*Brief:*
Search the material below for the word "بیمه". Copy every line that has it.

*Recorded information:*
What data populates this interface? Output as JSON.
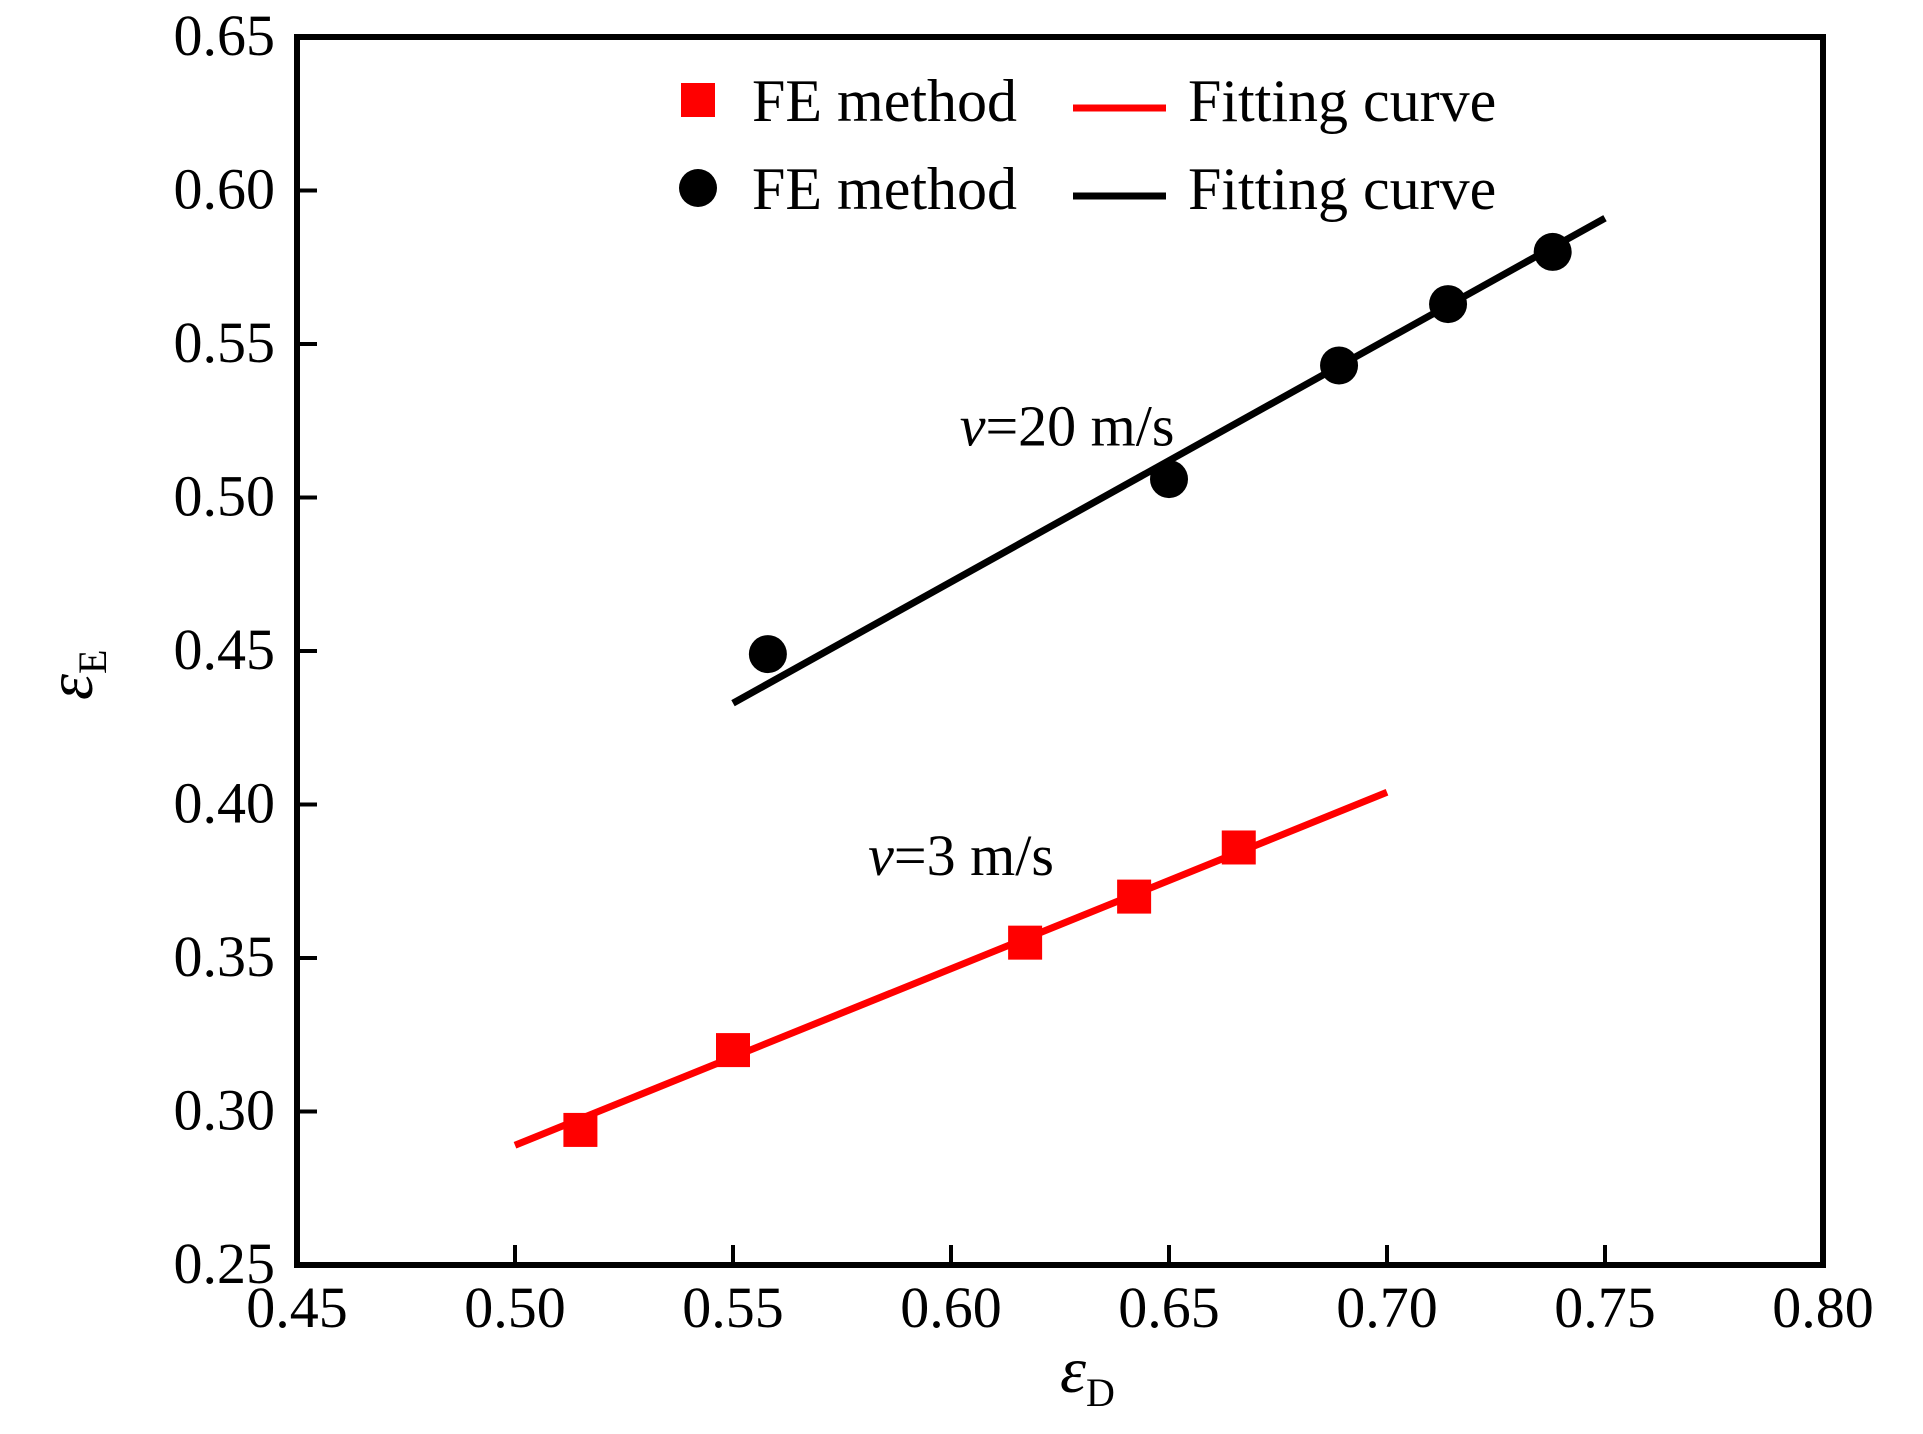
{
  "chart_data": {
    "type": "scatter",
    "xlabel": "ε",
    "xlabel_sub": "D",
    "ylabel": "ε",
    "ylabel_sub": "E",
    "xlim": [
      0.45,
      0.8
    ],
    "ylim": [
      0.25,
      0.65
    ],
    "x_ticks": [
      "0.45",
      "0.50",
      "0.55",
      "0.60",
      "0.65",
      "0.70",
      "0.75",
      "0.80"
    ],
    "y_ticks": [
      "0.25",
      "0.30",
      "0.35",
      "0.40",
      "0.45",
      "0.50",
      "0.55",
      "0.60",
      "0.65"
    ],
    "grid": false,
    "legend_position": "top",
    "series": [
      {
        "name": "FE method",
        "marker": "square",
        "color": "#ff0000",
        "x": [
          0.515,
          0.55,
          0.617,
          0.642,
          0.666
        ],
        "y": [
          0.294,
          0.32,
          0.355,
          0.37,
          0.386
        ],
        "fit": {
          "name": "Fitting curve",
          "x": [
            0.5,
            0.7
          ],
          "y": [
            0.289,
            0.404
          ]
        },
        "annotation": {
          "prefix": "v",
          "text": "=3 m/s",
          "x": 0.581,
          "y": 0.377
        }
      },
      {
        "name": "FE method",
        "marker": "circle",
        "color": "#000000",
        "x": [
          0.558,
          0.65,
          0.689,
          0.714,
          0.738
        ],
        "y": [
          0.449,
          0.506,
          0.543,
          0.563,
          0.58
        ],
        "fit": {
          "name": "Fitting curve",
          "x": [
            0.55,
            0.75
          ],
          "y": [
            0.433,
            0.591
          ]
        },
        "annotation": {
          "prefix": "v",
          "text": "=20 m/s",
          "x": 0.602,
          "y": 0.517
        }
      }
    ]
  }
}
--
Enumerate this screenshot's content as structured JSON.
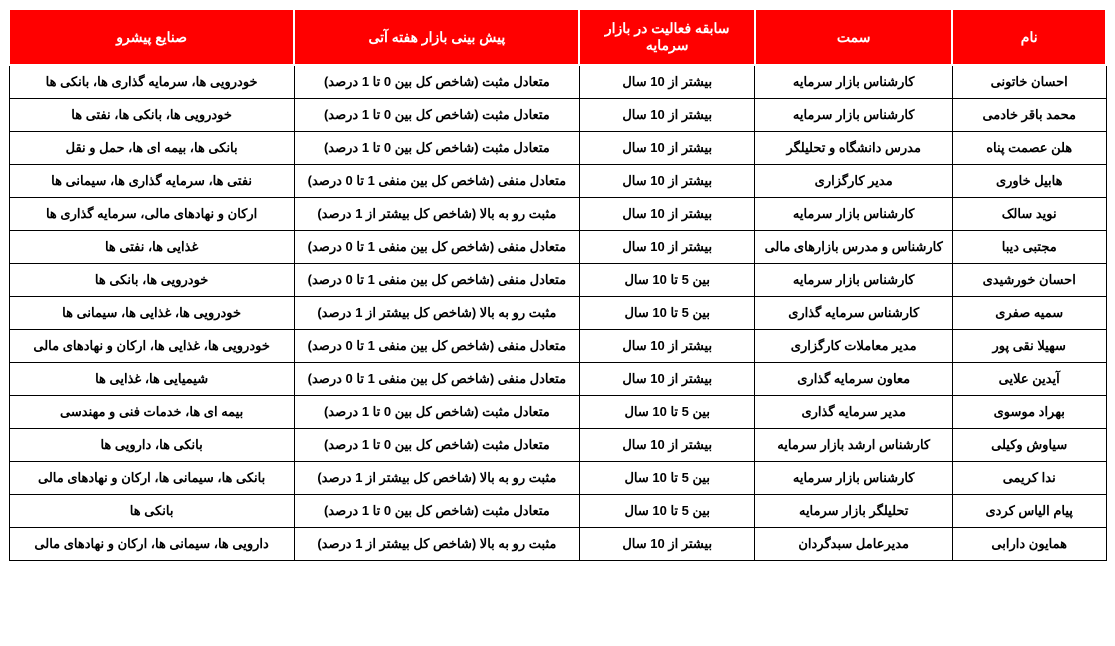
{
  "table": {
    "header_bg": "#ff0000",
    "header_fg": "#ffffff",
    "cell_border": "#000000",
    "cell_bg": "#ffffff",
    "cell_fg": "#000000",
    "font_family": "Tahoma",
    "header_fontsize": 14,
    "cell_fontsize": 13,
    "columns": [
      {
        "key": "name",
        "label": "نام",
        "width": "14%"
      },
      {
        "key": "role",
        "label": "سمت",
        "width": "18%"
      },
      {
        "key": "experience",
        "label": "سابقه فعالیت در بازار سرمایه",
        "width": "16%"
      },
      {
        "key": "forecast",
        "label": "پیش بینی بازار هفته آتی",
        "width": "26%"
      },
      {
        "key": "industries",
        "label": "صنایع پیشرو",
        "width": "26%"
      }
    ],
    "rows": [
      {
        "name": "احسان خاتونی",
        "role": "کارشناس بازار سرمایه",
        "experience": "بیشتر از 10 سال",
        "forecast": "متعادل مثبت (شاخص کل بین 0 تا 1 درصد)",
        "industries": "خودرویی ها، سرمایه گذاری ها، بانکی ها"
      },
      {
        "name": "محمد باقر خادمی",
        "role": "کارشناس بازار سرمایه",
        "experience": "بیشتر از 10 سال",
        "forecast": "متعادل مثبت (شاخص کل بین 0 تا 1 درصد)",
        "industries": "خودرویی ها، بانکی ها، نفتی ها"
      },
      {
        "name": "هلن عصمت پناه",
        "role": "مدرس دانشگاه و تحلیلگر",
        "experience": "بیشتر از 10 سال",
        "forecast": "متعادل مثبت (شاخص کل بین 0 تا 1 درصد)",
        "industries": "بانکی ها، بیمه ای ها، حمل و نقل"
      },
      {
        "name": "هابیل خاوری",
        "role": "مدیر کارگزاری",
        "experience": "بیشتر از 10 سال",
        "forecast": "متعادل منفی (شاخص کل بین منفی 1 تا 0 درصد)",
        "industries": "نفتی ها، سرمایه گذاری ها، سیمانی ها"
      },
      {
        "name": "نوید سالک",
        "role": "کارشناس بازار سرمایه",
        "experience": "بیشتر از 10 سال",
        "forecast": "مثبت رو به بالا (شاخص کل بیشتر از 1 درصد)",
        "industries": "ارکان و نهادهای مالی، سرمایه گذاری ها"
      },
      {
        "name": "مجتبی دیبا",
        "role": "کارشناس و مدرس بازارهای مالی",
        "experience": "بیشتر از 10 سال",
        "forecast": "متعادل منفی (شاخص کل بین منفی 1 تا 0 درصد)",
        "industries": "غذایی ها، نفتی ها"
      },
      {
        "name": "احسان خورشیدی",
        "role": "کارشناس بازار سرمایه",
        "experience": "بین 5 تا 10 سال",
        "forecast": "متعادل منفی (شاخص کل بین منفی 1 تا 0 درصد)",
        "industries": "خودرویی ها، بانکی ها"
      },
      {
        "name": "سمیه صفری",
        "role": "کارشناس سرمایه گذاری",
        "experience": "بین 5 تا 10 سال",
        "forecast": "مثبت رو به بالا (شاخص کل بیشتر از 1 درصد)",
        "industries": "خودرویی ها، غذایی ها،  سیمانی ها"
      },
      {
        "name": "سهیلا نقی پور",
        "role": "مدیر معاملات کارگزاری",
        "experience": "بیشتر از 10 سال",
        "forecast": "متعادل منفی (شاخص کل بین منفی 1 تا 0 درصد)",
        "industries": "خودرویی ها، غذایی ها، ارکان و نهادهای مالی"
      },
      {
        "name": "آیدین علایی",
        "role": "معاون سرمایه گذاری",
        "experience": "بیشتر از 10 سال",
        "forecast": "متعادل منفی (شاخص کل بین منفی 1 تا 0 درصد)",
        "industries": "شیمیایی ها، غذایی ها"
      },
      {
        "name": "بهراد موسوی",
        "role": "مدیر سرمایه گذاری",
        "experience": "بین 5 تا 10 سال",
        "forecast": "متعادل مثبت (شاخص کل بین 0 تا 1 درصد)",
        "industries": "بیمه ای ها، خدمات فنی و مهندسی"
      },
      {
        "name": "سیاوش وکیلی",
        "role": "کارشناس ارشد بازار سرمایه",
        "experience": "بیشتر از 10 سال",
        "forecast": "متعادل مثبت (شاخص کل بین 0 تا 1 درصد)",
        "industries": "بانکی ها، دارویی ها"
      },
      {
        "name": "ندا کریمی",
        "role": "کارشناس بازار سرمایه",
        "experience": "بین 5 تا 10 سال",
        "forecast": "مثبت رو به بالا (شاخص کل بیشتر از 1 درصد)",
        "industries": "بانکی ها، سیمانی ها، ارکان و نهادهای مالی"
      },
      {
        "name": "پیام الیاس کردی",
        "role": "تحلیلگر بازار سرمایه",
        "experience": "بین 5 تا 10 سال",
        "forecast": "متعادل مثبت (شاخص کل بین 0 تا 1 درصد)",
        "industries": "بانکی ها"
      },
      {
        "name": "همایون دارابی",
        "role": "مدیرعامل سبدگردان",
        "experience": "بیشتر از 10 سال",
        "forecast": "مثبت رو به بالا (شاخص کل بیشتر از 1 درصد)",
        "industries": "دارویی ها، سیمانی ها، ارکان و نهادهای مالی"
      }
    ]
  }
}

*Exercise solution:*
        "industries": "بانکی ها، بیمه ای ها، حمل و نقل"
        "industries": "بیمه ای ها، خدمات فنی و مهندسی"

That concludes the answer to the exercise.